[Figure dataset records]

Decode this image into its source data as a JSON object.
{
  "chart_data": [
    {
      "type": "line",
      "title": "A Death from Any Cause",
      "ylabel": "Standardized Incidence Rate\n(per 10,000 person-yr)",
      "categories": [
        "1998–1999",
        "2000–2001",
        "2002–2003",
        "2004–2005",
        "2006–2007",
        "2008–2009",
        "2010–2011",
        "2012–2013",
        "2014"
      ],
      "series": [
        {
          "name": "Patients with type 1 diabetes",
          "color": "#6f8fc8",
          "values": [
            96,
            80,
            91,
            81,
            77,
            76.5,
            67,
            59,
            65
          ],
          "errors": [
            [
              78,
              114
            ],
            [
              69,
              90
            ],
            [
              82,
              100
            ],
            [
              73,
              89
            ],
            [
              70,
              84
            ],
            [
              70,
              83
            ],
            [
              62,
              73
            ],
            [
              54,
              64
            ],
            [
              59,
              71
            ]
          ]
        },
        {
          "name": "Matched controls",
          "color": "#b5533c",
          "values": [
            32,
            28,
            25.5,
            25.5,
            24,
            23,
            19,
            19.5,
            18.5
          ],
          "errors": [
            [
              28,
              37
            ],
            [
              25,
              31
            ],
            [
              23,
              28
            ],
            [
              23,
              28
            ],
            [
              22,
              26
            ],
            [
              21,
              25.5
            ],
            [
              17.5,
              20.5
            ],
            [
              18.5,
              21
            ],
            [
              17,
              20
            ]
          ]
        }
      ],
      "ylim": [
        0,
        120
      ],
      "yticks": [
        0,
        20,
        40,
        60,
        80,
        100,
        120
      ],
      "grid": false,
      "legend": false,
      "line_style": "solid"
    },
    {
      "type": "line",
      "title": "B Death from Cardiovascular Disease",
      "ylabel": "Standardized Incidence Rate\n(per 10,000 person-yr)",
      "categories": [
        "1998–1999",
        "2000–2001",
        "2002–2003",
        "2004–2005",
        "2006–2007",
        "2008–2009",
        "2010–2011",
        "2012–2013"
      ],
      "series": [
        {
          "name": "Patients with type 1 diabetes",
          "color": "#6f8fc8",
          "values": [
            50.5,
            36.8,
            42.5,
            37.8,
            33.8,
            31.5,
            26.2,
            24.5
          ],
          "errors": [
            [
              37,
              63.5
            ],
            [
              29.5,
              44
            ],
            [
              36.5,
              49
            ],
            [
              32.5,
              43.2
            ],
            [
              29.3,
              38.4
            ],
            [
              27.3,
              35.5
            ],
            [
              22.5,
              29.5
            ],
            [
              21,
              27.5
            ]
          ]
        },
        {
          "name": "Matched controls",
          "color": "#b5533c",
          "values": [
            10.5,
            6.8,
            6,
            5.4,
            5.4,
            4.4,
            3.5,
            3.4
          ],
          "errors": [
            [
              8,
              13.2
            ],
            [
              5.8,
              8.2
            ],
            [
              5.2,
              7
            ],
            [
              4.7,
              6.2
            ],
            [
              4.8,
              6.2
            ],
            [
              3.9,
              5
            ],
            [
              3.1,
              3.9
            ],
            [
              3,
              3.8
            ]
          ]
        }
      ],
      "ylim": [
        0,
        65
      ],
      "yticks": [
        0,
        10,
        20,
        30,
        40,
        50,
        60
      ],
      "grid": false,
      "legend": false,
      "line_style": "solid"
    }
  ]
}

## TASK GOAL
Repeat the data above, word for word.

## EXERCISE ANSWER
Decode this image into its source data as a JSON object.
{
  "chart_data": [
    {
      "type": "line",
      "title": "A Death from Any Cause",
      "ylabel": "Standardized Incidence Rate\n(per 10,000 person-yr)",
      "categories": [
        "1998–1999",
        "2000–2001",
        "2002–2003",
        "2004–2005",
        "2006–2007",
        "2008–2009",
        "2010–2011",
        "2012–2013",
        "2014"
      ],
      "series": [
        {
          "name": "Patients with type 1 diabetes",
          "color": "#6f8fc8",
          "values": [
            96,
            80,
            91,
            81,
            77,
            76.5,
            67,
            59,
            65
          ],
          "errors": [
            [
              78,
              114
            ],
            [
              69,
              90
            ],
            [
              82,
              100
            ],
            [
              73,
              89
            ],
            [
              70,
              84
            ],
            [
              70,
              83
            ],
            [
              62,
              73
            ],
            [
              54,
              64
            ],
            [
              59,
              71
            ]
          ]
        },
        {
          "name": "Matched controls",
          "color": "#b5533c",
          "values": [
            32,
            28,
            25.5,
            25.5,
            24,
            23,
            19,
            19.5,
            18.5
          ],
          "errors": [
            [
              28,
              37
            ],
            [
              25,
              31
            ],
            [
              23,
              28
            ],
            [
              23,
              28
            ],
            [
              22,
              26
            ],
            [
              21,
              25.5
            ],
            [
              17.5,
              20.5
            ],
            [
              18.5,
              21
            ],
            [
              17,
              20
            ]
          ]
        }
      ],
      "ylim": [
        0,
        120
      ],
      "yticks": [
        0,
        20,
        40,
        60,
        80,
        100,
        120
      ],
      "grid": false,
      "legend": false,
      "line_style": "solid"
    },
    {
      "type": "line",
      "title": "B Death from Cardiovascular Disease",
      "ylabel": "Standardized Incidence Rate\n(per 10,000 person-yr)",
      "categories": [
        "1998–1999",
        "2000–2001",
        "2002–2003",
        "2004–2005",
        "2006–2007",
        "2008–2009",
        "2010–2011",
        "2012–2013"
      ],
      "series": [
        {
          "name": "Patients with type 1 diabetes",
          "color": "#6f8fc8",
          "values": [
            50.5,
            36.8,
            42.5,
            37.8,
            33.8,
            31.5,
            26.2,
            24.5
          ],
          "errors": [
            [
              37,
              63.5
            ],
            [
              29.5,
              44
            ],
            [
              36.5,
              49
            ],
            [
              32.5,
              43.2
            ],
            [
              29.3,
              38.4
            ],
            [
              27.3,
              35.5
            ],
            [
              22.5,
              29.5
            ],
            [
              21,
              27.5
            ]
          ]
        },
        {
          "name": "Matched controls",
          "color": "#b5533c",
          "values": [
            10.5,
            6.8,
            6,
            5.4,
            5.4,
            4.4,
            3.5,
            3.4
          ],
          "errors": [
            [
              8,
              13.2
            ],
            [
              5.8,
              8.2
            ],
            [
              5.2,
              7
            ],
            [
              4.7,
              6.2
            ],
            [
              4.8,
              6.2
            ],
            [
              3.9,
              5
            ],
            [
              3.1,
              3.9
            ],
            [
              3,
              3.8
            ]
          ]
        }
      ],
      "ylim": [
        0,
        65
      ],
      "yticks": [
        0,
        10,
        20,
        30,
        40,
        50,
        60
      ],
      "grid": false,
      "legend": false,
      "line_style": "solid"
    }
  ]
}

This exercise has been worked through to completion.